───── Document passage ─────
The Jewish Council for Public Affairs (JCPA) is an American Jewish 501(c)(3) tax exempt organization that deals with community relations. It is a coordinating round table organization of 15 other national Jewish organizations, including the Reconstructionist, Reform, Conservative, and Orthodox congregational movements, as well as 125 local Jewish federations and community relations councils.  The JCPA describes itself as "the representative voice of the organized American Jewish community."

The JCPA was established as the National Community Relations Advisory Council in 1944 by the Council of Jewish Federations, which later became part of the United Jewish Communities, now the Jewish Federations of North America. In the 1960s, it was renamed the National Jewish Community Relations Advisory Council (NJCRAC). The group adopted its current name in 1997.  Arnold Aronson was program director from 1945 to 1976. David L. Bernstein served as president and chief executive officer since January 2016.  The immediate past chair is Larry Gold of Atlanta, Georgia.

Activities
The JCPA works on shaping consensus on public issues, developing strategic responses, and working with the media, elected officials, coalition partners, and others through public relations, advocacy, and lobbying. The JCPA also helps the 125 Jewish community relations councils organize events and advocacy around the country, promoting interfaith and community partnerships.
─────
(Written instruction 1):
Using the JCPA passage, explain in one to three sentences what makes the JCPA a coordinating round table organization.
(Written instruction 2):
Echo everything in the listing from its start down to the line containing "lesson-number: 第 3 课 [31, 203, 117, 244]", both ends included.
───── Provided data ─────
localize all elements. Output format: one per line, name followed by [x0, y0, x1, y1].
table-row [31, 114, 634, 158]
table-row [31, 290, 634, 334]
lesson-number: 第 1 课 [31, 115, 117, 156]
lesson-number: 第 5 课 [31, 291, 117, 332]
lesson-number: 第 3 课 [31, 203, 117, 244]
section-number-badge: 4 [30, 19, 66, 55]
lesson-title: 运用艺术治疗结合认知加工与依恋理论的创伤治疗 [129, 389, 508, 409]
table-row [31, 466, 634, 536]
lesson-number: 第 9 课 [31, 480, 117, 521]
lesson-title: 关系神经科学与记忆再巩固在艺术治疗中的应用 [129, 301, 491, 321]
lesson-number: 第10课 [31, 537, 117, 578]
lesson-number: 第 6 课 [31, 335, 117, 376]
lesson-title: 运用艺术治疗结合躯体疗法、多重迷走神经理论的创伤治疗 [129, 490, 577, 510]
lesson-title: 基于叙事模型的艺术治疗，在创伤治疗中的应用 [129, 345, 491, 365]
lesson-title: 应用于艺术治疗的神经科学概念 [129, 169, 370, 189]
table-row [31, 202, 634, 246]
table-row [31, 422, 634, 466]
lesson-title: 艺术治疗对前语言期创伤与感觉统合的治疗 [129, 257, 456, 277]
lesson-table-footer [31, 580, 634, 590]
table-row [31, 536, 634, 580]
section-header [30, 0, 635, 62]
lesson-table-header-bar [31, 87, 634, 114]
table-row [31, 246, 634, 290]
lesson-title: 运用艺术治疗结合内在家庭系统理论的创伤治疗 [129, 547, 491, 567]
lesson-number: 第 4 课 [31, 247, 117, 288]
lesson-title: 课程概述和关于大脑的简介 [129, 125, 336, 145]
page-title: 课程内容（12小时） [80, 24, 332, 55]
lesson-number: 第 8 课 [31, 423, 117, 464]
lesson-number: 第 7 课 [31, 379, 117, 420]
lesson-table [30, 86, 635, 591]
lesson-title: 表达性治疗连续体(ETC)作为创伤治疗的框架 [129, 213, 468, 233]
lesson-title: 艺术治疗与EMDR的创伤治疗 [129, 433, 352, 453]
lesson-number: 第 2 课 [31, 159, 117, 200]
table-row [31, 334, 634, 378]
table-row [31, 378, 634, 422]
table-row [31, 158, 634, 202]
─────
(Reply 1):
The JCPA coordinates 15 other national Jewish organizations, including the Reconstructionist, Reform, Conservative, and Orthodox congregational movements. It also coordinates 125 local Jewish federations and community relations councils.

(Reply 2):
localize all elements. Output format: one per line, name followed by [x0, y0, x1, y1].
table-row [31, 114, 634, 158]
table-row [31, 290, 634, 334]
lesson-number: 第 1 课 [31, 115, 117, 156]
lesson-number: 第 5 课 [31, 291, 117, 332]
lesson-number: 第 3 课 [31, 203, 117, 244]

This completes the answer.